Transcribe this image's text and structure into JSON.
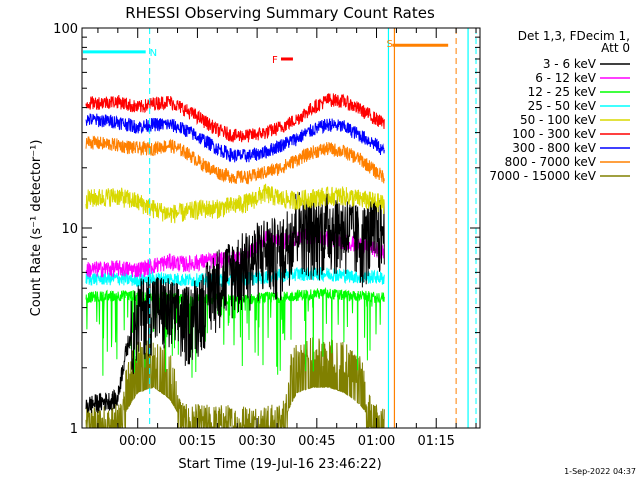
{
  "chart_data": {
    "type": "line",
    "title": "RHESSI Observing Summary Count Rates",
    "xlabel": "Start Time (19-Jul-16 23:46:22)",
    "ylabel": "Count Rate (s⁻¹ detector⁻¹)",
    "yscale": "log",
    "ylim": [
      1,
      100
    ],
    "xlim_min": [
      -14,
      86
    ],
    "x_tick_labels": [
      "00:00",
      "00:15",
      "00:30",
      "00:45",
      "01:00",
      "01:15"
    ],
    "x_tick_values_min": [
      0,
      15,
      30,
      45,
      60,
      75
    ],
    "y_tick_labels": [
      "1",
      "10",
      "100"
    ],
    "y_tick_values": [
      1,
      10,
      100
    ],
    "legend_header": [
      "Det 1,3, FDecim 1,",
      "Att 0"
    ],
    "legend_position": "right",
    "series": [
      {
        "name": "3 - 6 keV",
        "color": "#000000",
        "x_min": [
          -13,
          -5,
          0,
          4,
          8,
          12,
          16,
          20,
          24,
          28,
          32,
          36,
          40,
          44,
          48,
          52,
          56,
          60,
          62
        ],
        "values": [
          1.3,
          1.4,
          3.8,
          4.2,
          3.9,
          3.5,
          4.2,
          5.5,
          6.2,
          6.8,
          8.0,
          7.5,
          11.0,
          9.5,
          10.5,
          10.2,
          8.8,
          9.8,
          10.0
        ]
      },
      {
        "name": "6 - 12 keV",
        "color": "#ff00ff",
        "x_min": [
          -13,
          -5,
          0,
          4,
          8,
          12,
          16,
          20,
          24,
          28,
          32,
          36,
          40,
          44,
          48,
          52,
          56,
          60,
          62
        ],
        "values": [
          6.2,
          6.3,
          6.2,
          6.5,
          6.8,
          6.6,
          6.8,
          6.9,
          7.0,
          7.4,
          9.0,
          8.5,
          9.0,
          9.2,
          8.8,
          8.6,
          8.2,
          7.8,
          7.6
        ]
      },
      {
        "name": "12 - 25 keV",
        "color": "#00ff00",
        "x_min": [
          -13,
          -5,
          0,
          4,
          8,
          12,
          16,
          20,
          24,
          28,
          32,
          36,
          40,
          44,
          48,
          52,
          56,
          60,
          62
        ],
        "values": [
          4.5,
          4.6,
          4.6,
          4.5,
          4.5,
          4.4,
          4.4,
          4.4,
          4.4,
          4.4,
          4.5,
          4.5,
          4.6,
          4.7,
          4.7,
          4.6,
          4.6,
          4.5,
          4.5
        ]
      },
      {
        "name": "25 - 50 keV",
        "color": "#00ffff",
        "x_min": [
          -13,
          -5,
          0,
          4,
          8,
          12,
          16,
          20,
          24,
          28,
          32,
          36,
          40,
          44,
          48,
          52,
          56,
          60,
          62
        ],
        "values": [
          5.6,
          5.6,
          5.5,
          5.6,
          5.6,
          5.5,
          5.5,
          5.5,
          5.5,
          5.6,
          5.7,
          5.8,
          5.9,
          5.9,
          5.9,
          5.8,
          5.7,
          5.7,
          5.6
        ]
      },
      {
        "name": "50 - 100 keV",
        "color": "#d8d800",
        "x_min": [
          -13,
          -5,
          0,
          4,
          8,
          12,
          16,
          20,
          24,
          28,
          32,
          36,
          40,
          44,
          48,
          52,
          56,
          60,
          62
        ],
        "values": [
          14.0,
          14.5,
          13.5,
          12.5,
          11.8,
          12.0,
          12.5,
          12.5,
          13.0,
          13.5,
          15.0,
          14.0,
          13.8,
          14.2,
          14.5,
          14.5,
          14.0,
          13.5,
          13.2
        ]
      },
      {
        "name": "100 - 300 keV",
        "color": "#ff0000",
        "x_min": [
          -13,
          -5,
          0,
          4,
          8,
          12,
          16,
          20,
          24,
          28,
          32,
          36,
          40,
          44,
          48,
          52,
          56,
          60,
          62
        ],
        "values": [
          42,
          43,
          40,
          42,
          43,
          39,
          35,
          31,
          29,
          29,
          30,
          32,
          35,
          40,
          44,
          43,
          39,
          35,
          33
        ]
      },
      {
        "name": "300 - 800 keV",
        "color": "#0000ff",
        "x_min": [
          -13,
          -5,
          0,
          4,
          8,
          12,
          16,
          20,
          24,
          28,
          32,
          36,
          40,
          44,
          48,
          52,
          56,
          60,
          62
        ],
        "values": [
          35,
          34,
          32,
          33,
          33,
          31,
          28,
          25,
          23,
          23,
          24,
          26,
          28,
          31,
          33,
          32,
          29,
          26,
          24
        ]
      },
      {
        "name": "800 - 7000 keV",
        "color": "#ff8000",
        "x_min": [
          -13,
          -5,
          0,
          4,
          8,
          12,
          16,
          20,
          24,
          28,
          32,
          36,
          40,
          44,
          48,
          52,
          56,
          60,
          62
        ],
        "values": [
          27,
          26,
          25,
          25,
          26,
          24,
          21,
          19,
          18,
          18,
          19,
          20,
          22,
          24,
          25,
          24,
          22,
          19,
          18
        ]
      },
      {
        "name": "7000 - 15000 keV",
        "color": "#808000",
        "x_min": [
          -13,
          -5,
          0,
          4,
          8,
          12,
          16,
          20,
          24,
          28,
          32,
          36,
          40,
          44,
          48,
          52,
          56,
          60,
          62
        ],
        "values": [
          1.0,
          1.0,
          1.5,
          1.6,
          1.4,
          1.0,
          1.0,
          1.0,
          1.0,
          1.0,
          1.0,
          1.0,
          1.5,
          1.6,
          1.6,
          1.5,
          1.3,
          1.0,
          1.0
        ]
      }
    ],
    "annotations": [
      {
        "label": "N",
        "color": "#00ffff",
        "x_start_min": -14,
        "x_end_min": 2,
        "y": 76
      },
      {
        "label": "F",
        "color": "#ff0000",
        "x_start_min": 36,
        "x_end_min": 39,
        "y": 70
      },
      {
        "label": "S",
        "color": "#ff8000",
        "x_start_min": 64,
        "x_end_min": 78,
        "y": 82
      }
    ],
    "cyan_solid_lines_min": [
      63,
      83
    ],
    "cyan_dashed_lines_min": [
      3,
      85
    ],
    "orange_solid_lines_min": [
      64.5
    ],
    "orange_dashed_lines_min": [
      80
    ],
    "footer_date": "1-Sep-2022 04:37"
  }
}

--

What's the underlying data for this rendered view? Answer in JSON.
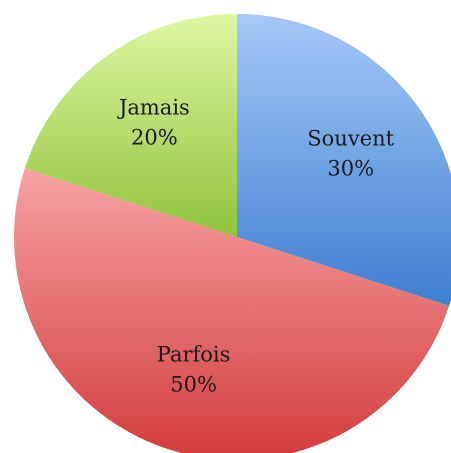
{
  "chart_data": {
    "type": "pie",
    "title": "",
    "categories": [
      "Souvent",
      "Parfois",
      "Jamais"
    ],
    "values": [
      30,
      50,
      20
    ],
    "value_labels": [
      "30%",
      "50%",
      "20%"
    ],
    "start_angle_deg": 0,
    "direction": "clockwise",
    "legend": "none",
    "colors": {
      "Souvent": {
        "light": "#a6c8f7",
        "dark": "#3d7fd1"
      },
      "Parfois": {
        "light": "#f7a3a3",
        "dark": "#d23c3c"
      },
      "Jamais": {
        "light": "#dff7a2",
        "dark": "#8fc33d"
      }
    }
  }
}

WORK TO COMPLETE: Extract every line that has the string "JSON" in it.

EXERCISE ANSWER:
Transcribe this image's text and structure into JSON.
What's the underlying data for this rendered view? Answer in JSON.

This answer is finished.